■ **Aim**: Copy every line of the data that contains the string "time".
- - - - -
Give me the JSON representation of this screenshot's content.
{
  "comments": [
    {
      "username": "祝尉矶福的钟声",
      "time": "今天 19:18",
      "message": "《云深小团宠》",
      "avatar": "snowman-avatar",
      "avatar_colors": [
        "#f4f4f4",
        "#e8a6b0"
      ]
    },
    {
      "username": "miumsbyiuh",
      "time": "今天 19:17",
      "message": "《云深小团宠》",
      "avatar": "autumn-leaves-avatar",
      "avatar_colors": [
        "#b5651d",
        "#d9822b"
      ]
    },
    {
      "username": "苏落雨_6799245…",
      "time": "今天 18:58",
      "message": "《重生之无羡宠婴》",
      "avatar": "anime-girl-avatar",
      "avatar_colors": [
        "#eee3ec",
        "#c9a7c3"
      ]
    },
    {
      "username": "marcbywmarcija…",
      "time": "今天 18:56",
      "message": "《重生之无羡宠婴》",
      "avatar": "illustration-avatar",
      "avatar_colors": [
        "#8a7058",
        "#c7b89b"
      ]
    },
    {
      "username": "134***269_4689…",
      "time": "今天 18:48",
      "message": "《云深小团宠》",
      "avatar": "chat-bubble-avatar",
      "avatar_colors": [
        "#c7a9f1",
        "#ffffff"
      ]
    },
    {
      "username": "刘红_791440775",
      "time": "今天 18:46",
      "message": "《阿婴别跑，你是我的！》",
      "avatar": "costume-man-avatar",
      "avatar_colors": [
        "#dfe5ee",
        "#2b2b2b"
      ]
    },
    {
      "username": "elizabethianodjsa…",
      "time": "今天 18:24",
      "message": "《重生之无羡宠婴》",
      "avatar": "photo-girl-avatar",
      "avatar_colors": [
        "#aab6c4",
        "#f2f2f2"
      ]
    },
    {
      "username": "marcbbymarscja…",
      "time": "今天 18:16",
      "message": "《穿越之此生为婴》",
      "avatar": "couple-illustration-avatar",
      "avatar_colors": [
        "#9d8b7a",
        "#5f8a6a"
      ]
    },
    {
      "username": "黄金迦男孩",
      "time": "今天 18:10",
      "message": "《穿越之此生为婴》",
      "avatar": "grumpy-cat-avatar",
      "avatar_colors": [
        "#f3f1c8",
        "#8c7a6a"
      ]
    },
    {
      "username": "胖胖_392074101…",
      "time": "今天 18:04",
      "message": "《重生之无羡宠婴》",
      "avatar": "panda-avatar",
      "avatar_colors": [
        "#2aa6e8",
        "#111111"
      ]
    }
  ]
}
- - - - -
■ **Finished answer**:
      "time": "今天 19:18",
      "time": "今天 19:17",
      "time": "今天 18:58",
      "time": "今天 18:56",
      "time": "今天 18:48",
      "time": "今天 18:46",
      "time": "今天 18:24",
      "time": "今天 18:16",
      "time": "今天 18:10",
      "time": "今天 18:04",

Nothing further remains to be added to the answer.